WHAT YOU NEED TO DO
Copy each of the lines below word for word, changing no character.

INPUT DATA
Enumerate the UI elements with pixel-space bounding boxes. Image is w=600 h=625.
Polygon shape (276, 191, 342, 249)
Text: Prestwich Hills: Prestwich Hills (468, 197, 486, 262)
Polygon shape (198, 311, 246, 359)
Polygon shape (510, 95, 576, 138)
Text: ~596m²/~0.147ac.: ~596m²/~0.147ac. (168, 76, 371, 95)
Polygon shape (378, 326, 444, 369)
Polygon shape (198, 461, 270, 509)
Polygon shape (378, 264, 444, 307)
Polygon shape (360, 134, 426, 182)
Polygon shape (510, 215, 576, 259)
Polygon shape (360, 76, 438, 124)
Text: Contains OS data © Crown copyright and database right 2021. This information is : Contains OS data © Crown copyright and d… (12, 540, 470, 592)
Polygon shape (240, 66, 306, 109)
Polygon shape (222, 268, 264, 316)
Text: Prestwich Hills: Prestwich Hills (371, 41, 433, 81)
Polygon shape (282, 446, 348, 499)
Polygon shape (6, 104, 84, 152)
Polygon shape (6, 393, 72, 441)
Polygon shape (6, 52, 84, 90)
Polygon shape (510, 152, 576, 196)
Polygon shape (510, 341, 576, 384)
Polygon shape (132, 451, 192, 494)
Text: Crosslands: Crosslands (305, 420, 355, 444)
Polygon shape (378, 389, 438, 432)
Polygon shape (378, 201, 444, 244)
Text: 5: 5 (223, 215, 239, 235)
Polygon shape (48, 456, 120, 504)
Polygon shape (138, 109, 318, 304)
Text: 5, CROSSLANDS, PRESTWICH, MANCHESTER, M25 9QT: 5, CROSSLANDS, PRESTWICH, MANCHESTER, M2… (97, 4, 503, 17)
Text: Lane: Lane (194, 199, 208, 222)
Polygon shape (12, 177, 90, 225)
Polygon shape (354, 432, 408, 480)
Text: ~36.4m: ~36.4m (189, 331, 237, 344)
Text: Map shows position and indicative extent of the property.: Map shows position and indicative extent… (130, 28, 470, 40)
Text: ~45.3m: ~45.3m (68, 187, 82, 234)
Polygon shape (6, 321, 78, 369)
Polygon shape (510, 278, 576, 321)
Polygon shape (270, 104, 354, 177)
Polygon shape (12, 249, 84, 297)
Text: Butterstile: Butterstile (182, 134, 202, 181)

FULL OUTPUT
Enumerate the UI elements with pixel-space bounding boxes. Image is w=600 h=625.
Polygon shape (276, 191, 342, 249)
Text: Prestwich Hills: Prestwich Hills (468, 197, 486, 262)
Polygon shape (198, 311, 246, 359)
Polygon shape (510, 95, 576, 138)
Text: ~596m²/~0.147ac.: ~596m²/~0.147ac. (168, 76, 371, 95)
Polygon shape (378, 326, 444, 369)
Polygon shape (198, 461, 270, 509)
Polygon shape (378, 264, 444, 307)
Polygon shape (360, 134, 426, 182)
Polygon shape (510, 215, 576, 259)
Polygon shape (360, 76, 438, 124)
Text: Contains OS data © Crown copyright and database right 2021. This information is : Contains OS data © Crown copyright and d… (12, 540, 470, 592)
Polygon shape (240, 66, 306, 109)
Polygon shape (222, 268, 264, 316)
Text: Prestwich Hills: Prestwich Hills (371, 41, 433, 81)
Polygon shape (282, 446, 348, 499)
Polygon shape (6, 104, 84, 152)
Polygon shape (6, 393, 72, 441)
Polygon shape (6, 52, 84, 90)
Polygon shape (510, 152, 576, 196)
Polygon shape (510, 341, 576, 384)
Polygon shape (132, 451, 192, 494)
Text: Crosslands: Crosslands (305, 420, 355, 444)
Polygon shape (378, 389, 438, 432)
Polygon shape (378, 201, 444, 244)
Text: 5: 5 (223, 215, 239, 235)
Polygon shape (48, 456, 120, 504)
Polygon shape (138, 109, 318, 304)
Text: 5, CROSSLANDS, PRESTWICH, MANCHESTER, M25 9QT: 5, CROSSLANDS, PRESTWICH, MANCHESTER, M2… (97, 4, 503, 17)
Text: Lane: Lane (194, 199, 208, 222)
Polygon shape (12, 177, 90, 225)
Polygon shape (354, 432, 408, 480)
Text: ~36.4m: ~36.4m (189, 331, 237, 344)
Text: Map shows position and indicative extent of the property.: Map shows position and indicative extent… (130, 28, 470, 40)
Text: ~45.3m: ~45.3m (68, 187, 82, 234)
Polygon shape (6, 321, 78, 369)
Polygon shape (510, 278, 576, 321)
Polygon shape (270, 104, 354, 177)
Polygon shape (12, 249, 84, 297)
Text: Butterstile: Butterstile (182, 134, 202, 181)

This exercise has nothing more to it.